[RECORDS FOR THIS TASK]:
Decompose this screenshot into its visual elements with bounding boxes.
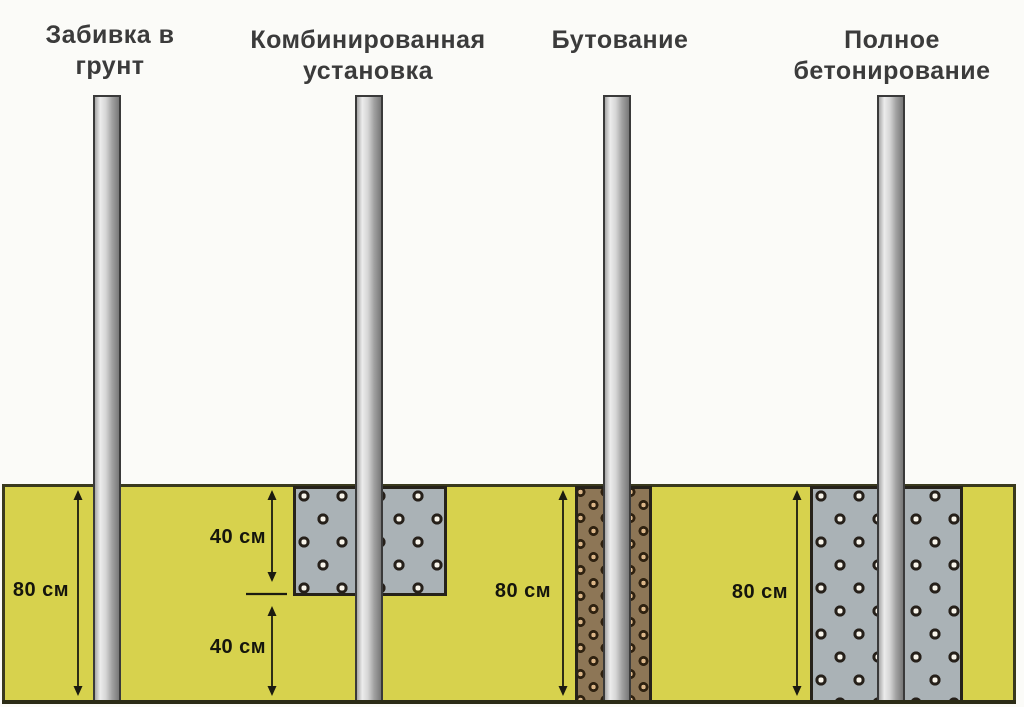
fence-post-4 — [877, 95, 905, 702]
depth-label-method2-upper-40cm: 40 см — [200, 526, 276, 549]
fence-post-2 — [355, 95, 383, 702]
depth-label-method3-80cm: 80 см — [485, 580, 561, 603]
method-title-combined-installation: Комбинированная установка — [218, 25, 518, 86]
fence-post-3 — [603, 95, 631, 702]
fence-post-1 — [93, 95, 121, 702]
method-title-drive-into-ground: Забивка в грунт — [10, 20, 210, 81]
depth-label-method4-80cm: 80 см — [722, 581, 798, 604]
installation-diagram: Забивка в грунт Комбинированная установк… — [0, 0, 1024, 707]
depth-label-method2-lower-40cm: 40 см — [200, 636, 276, 659]
ground-bottom-border — [2, 700, 1016, 704]
depth-label-method1-80cm: 80 см — [3, 579, 79, 602]
method-title-rubble-backfill: Бутование — [495, 25, 745, 56]
method-title-full-concreting: Полное бетонирование — [767, 25, 1017, 86]
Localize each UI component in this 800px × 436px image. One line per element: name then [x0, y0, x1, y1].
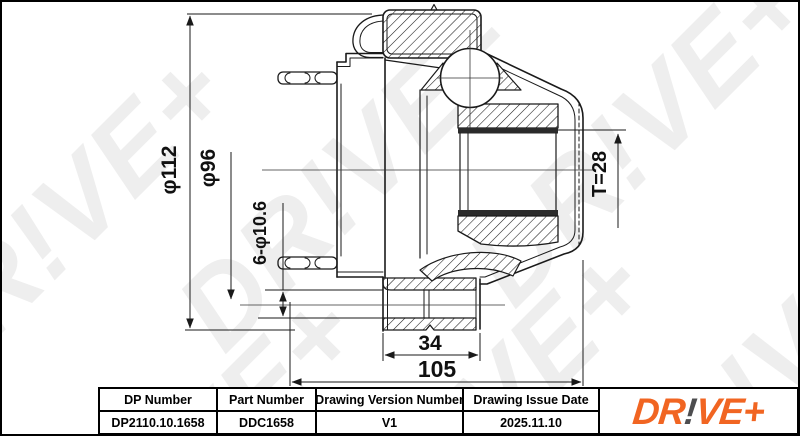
table-value-dp-number: DP2110.10.1658 — [100, 412, 218, 433]
watermark-layer: DR!VE+ DR!VE+ DR!VE+ DR!VE+ DR!VE+ DR!VE… — [0, 0, 800, 436]
technical-drawing-canvas: DR!VE+ DR!VE+ DR!VE+ DR!VE+ DR!VE+ DR!VE… — [0, 0, 800, 436]
title-block-table: DP Number Part Number Drawing Version Nu… — [98, 387, 799, 435]
neck-top-wall — [383, 278, 476, 290]
dim-label-34: 34 — [418, 332, 442, 355]
table-value-drawing-version: V1 — [317, 412, 464, 433]
crimp-tab-top — [278, 72, 337, 84]
dim-label-105: 105 — [418, 356, 457, 382]
drive-plus-logo: DR!VE+ — [631, 393, 766, 430]
dim-label-holes: 6-φ10.6 — [250, 201, 270, 265]
table-value-issue-date: 2025.11.10 — [464, 412, 600, 433]
logo-prefix: DR — [631, 391, 687, 432]
table-header-issue-date: Drawing Issue Date — [464, 389, 600, 412]
table-header-dp-number: DP Number — [100, 389, 218, 412]
logo-suffix: VE+ — [694, 391, 766, 432]
dim-label-phi96: φ96 — [197, 149, 220, 187]
neck-bottom-wall — [383, 318, 476, 330]
table-value-part-number: DDC1658 — [218, 412, 317, 433]
logo-cell: DR!VE+ — [600, 389, 797, 433]
table-header-drawing-version: Drawing Version Number — [317, 389, 464, 412]
dim-label-phi112: φ112 — [158, 146, 181, 195]
table-header-part-number: Part Number — [218, 389, 317, 412]
drawing-sheet: DR!VE+ DR!VE+ DR!VE+ DR!VE+ DR!VE+ DR!VE… — [0, 0, 800, 436]
dim-label-spline: T=28 — [589, 151, 611, 197]
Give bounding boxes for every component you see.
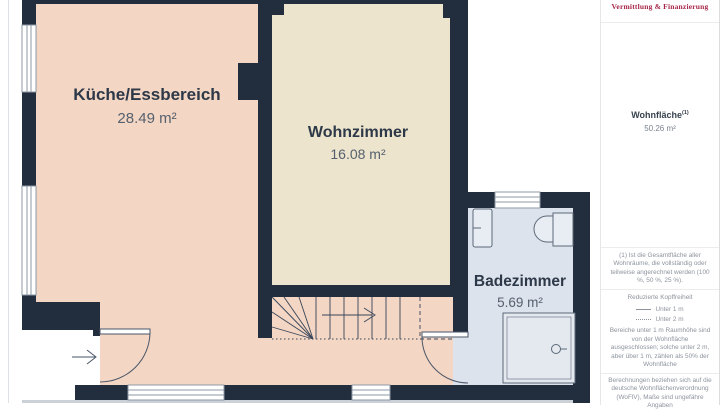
divider [601,373,719,374]
shower [503,313,575,383]
wall-notch-top [272,0,284,15]
wall-bath-left [453,297,468,336]
info-sidebar: Vermittlung & Finanzierung Wohnfläche(1)… [600,0,720,405]
wall-step-bottom-left [22,302,100,330]
legend-under-2m-label: Unter 2 m [655,316,683,323]
living-area-total: Wohnfläche(1) 50.26 m² [601,110,719,133]
wall-left-mid [22,92,36,186]
wall-living-right [450,0,468,297]
living-area-label: Wohnfläche(1) [601,110,719,120]
living-label: Wohnzimmer [308,124,408,141]
window-left-lower [22,186,36,295]
divider [601,289,719,290]
divider [601,22,719,23]
disclaimer-text: Berechnungen beziehen sich auf die deuts… [601,377,719,411]
wall-interior [258,0,272,338]
living-area: 16.08 m² [330,146,386,162]
living-floor [272,4,450,285]
wall-left-top [22,0,36,25]
wall-bath-right [573,192,590,403]
dotted-line-icon [636,319,651,320]
kitchen-area: 28.49 m² [117,110,176,127]
bath-area: 5.69 m² [497,295,543,310]
bath-door-floor [453,336,473,385]
living-area-footnote-marker: (1) [682,110,689,116]
bath-label: Badezimmer [474,273,566,290]
legend-under-2m: Unter 2 m [608,315,712,325]
kitchen-label: Küche/Essbereich [73,85,220,104]
window-bottom-right [352,385,390,400]
wall-top [22,0,468,4]
wall-door-nub [93,330,100,336]
page: Küche/Essbereich 28.49 m² Wohnzimmer 16.… [0,0,720,405]
kitchen-floor [36,4,258,338]
living-area-label-text: Wohnfläche [631,110,682,120]
window-bottom-left [128,385,224,400]
solid-line-icon [636,309,651,310]
sink [473,209,492,247]
divider [601,247,719,248]
window-bath-top [495,192,540,208]
plan-edge-bottom [22,400,590,403]
plan-edge-left [8,0,9,403]
headroom-legend: Reduzierte Kopffreiheit Unter 1 m Unter … [601,294,719,369]
headroom-note: Bereiche unter 1 m Raumhöhe sind von der… [608,327,712,369]
headroom-title: Reduzierte Kopffreiheit [608,294,712,302]
floorplan-svg: Küche/Essbereich 28.49 m² Wohnzimmer 16.… [0,0,600,405]
hall-floor [100,297,468,385]
wall-chimney [238,63,258,100]
wall-living-bottom [272,285,450,297]
legend-under-1m-label: Unter 1 m [655,306,683,313]
living-area-value: 50.26 m² [601,124,719,133]
brand-text: Vermittlung & Finanzierung [601,0,719,11]
entrance-arrow [72,350,96,364]
floorplan-panel: Küche/Essbereich 28.49 m² Wohnzimmer 16.… [0,0,600,405]
footnote-text: (1) Ist die Gesamtfläche aller Wohnräume… [601,252,719,286]
window-left-upper [22,25,36,92]
legend-under-1m: Unter 1 m [608,305,712,315]
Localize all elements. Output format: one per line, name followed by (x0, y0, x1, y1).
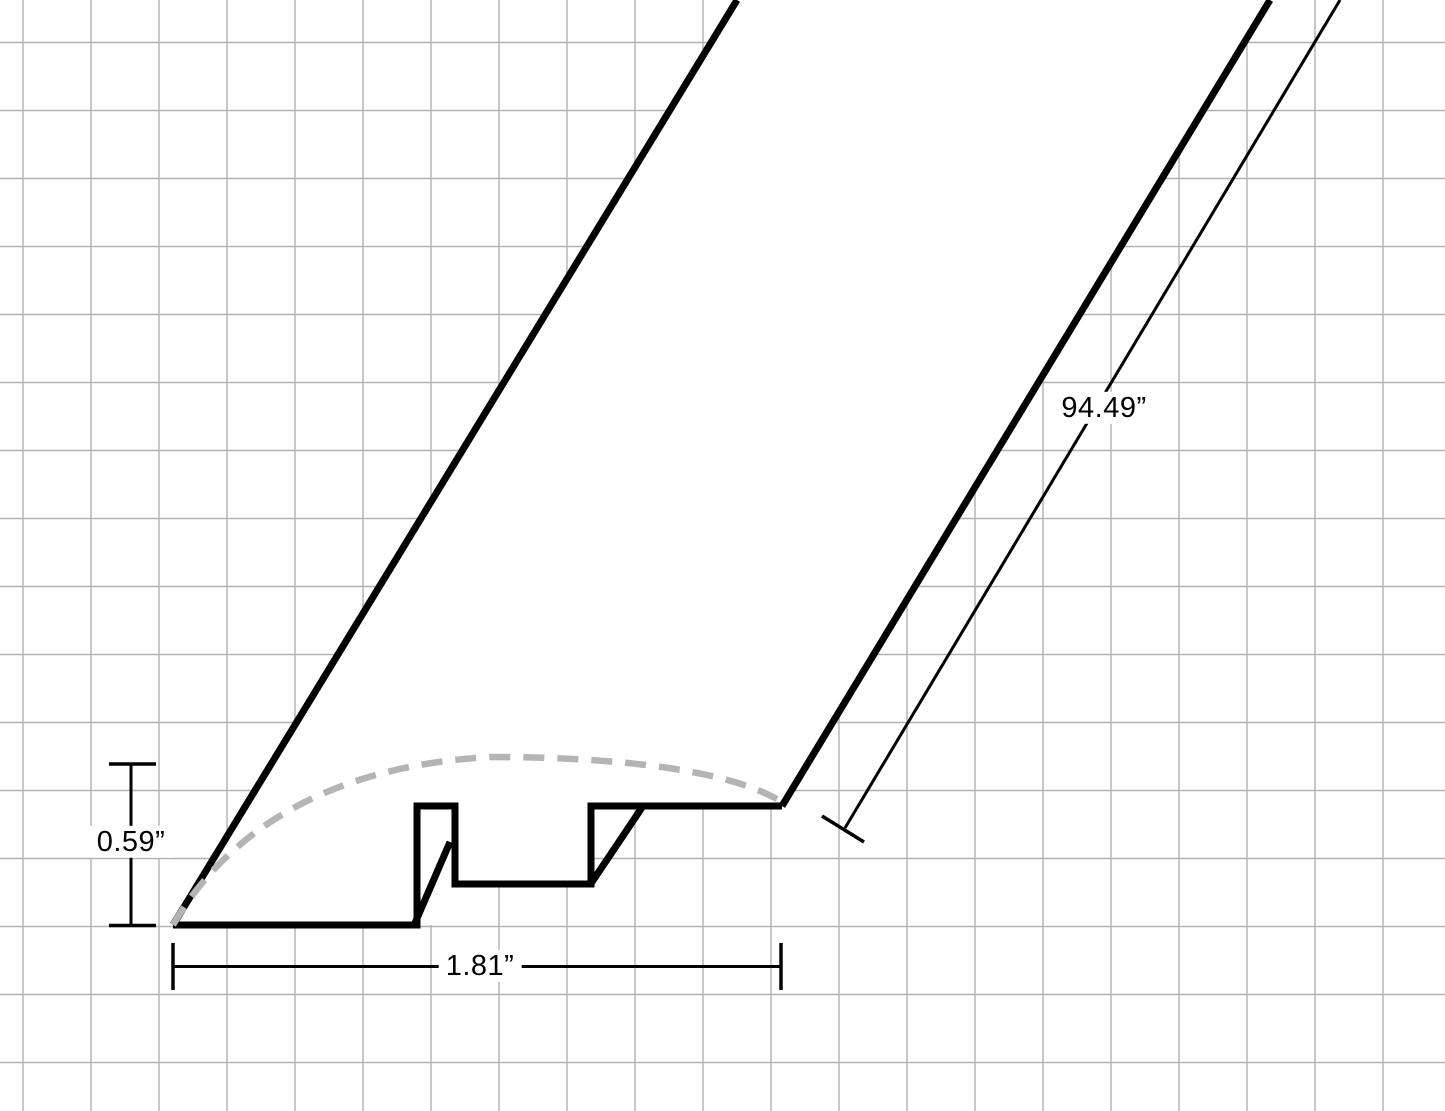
height-dimension-label: 0.59” (90, 826, 173, 858)
width-dimension-label: 1.81” (439, 950, 522, 982)
drawing-svg (0, 0, 1445, 1111)
length-dimension-label: 94.49” (1054, 392, 1153, 424)
molding-profile-drawing: 0.59” 1.81” 94.49” (0, 0, 1445, 1111)
length-dimension-cap (822, 816, 864, 842)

[PROBLEM REQUIREMENTS]: Copy all of the entries above verbatim, line by line, leaving out the pictures.

[WRITTEN ANSWER]:
Decompose this screenshot into its visual elements with bounding boxes.
fence-post-4 — [877, 95, 905, 702]
depth-label-method2-upper-40cm: 40 см — [200, 526, 276, 549]
fence-post-2 — [355, 95, 383, 702]
depth-label-method3-80cm: 80 см — [485, 580, 561, 603]
method-title-combined-installation: Комбинированная установка — [218, 25, 518, 86]
fence-post-3 — [603, 95, 631, 702]
fence-post-1 — [93, 95, 121, 702]
method-title-drive-into-ground: Забивка в грунт — [10, 20, 210, 81]
depth-label-method4-80cm: 80 см — [722, 581, 798, 604]
installation-diagram: Забивка в грунт Комбинированная установк… — [0, 0, 1024, 707]
depth-label-method2-lower-40cm: 40 см — [200, 636, 276, 659]
ground-bottom-border — [2, 700, 1016, 704]
depth-label-method1-80cm: 80 см — [3, 579, 79, 602]
method-title-rubble-backfill: Бутование — [495, 25, 745, 56]
method-title-full-concreting: Полное бетонирование — [767, 25, 1017, 86]
Localize each UI component in this 800px × 436px image. One line per element: name then [x0, y0, x1, y1].
table-value-dp-number: DP2110.10.1658 — [100, 412, 218, 433]
watermark-layer: DR!VE+ DR!VE+ DR!VE+ DR!VE+ DR!VE+ DR!VE… — [0, 0, 800, 436]
technical-drawing-canvas: DR!VE+ DR!VE+ DR!VE+ DR!VE+ DR!VE+ DR!VE… — [0, 0, 800, 436]
title-block-table: DP Number Part Number Drawing Version Nu… — [98, 387, 799, 435]
neck-top-wall — [383, 278, 476, 290]
dim-label-34: 34 — [418, 332, 442, 355]
table-value-drawing-version: V1 — [317, 412, 464, 433]
crimp-tab-top — [278, 72, 337, 84]
dim-label-105: 105 — [418, 356, 457, 382]
drive-plus-logo: DR!VE+ — [631, 393, 766, 430]
dim-label-holes: 6-φ10.6 — [250, 201, 270, 265]
table-value-issue-date: 2025.11.10 — [464, 412, 600, 433]
logo-prefix: DR — [631, 391, 687, 432]
table-header-issue-date: Drawing Issue Date — [464, 389, 600, 412]
table-header-dp-number: DP Number — [100, 389, 218, 412]
logo-suffix: VE+ — [694, 391, 766, 432]
dim-label-phi96: φ96 — [197, 149, 220, 187]
neck-bottom-wall — [383, 318, 476, 330]
table-value-part-number: DDC1658 — [218, 412, 317, 433]
logo-cell: DR!VE+ — [600, 389, 797, 433]
table-header-drawing-version: Drawing Version Number — [317, 389, 464, 412]
dim-label-phi112: φ112 — [158, 146, 181, 195]
table-header-part-number: Part Number — [218, 389, 317, 412]
drawing-sheet: DR!VE+ DR!VE+ DR!VE+ DR!VE+ DR!VE+ DR!VE… — [0, 0, 800, 436]
dim-label-spline: T=28 — [589, 151, 611, 197]
Give bounding boxes for every component you see.
divider [601,373,719,374]
shower [503,313,575,383]
wall-notch-top [272,0,284,15]
wall-bath-left [453,297,468,336]
info-sidebar: Vermittlung & Finanzierung Wohnfläche(1)… [600,0,720,405]
wall-step-bottom-left [22,302,100,330]
legend-under-2m-label: Unter 2 m [655,316,683,323]
living-area-total: Wohnfläche(1) 50.26 m² [601,110,719,133]
wall-left-mid [22,92,36,186]
wall-living-right [450,0,468,297]
living-area-label: Wohnfläche(1) [601,110,719,120]
living-label: Wohnzimmer [308,124,408,141]
window-left-lower [22,186,36,295]
divider [601,289,719,290]
divider [601,22,719,23]
disclaimer-text: Berechnungen beziehen sich auf die deuts… [601,377,719,411]
wall-interior [258,0,272,338]
living-area: 16.08 m² [330,146,386,162]
living-floor [272,4,450,285]
wall-left-top [22,0,36,25]
wall-bath-right [573,192,590,403]
dotted-line-icon [636,319,651,320]
kitchen-area: 28.49 m² [117,110,176,127]
bath-area: 5.69 m² [497,295,543,310]
bath-door-floor [453,336,473,385]
living-area-footnote-marker: (1) [682,110,689,116]
bath-label: Badezimmer [474,273,566,290]
legend-under-2m: Unter 2 m [608,315,712,325]
kitchen-label: Küche/Essbereich [73,85,220,104]
window-bottom-right [352,385,390,400]
wall-top [22,0,468,4]
wall-door-nub [93,330,100,336]
page: Küche/Essbereich 28.49 m² Wohnzimmer 16.… [0,0,720,405]
kitchen-floor [36,4,258,338]
living-area-label-text: Wohnfläche [631,110,682,120]
window-bottom-left [128,385,224,400]
solid-line-icon [636,309,651,310]
sink [473,209,492,247]
divider [601,247,719,248]
window-bath-top [495,192,540,208]
plan-edge-bottom [22,400,590,403]
plan-edge-left [8,0,9,403]
headroom-legend: Reduzierte Kopffreiheit Unter 1 m Unter … [601,294,719,369]
headroom-note: Bereiche unter 1 m Raumhöhe sind von der… [608,327,712,369]
headroom-title: Reduzierte Kopffreiheit [608,294,712,302]
floorplan-svg: Küche/Essbereich 28.49 m² Wohnzimmer 16.… [0,0,600,405]
hall-floor [100,297,468,385]
wall-chimney [238,63,258,100]
wall-living-bottom [272,285,450,297]
legend-under-1m-label: Unter 1 m [655,306,683,313]
living-area-value: 50.26 m² [601,124,719,133]
brand-text: Vermittlung & Finanzierung [601,0,719,11]
entrance-arrow [72,350,96,364]
floorplan-panel: Küche/Essbereich 28.49 m² Wohnzimmer 16.… [0,0,600,405]
footnote-text: (1) Ist die Gesamtfläche aller Wohnräume… [601,252,719,286]
window-left-upper [22,25,36,92]
legend-under-1m: Unter 1 m [608,305,712,315]
Localize all elements. Output format: one per line, name followed by (x0, y0, x1, y1).
height-dimension-label: 0.59” (90, 826, 173, 858)
width-dimension-label: 1.81” (439, 950, 522, 982)
drawing-svg (0, 0, 1445, 1111)
length-dimension-label: 94.49” (1054, 392, 1153, 424)
molding-profile-drawing: 0.59” 1.81” 94.49” (0, 0, 1445, 1111)
length-dimension-cap (822, 816, 864, 842)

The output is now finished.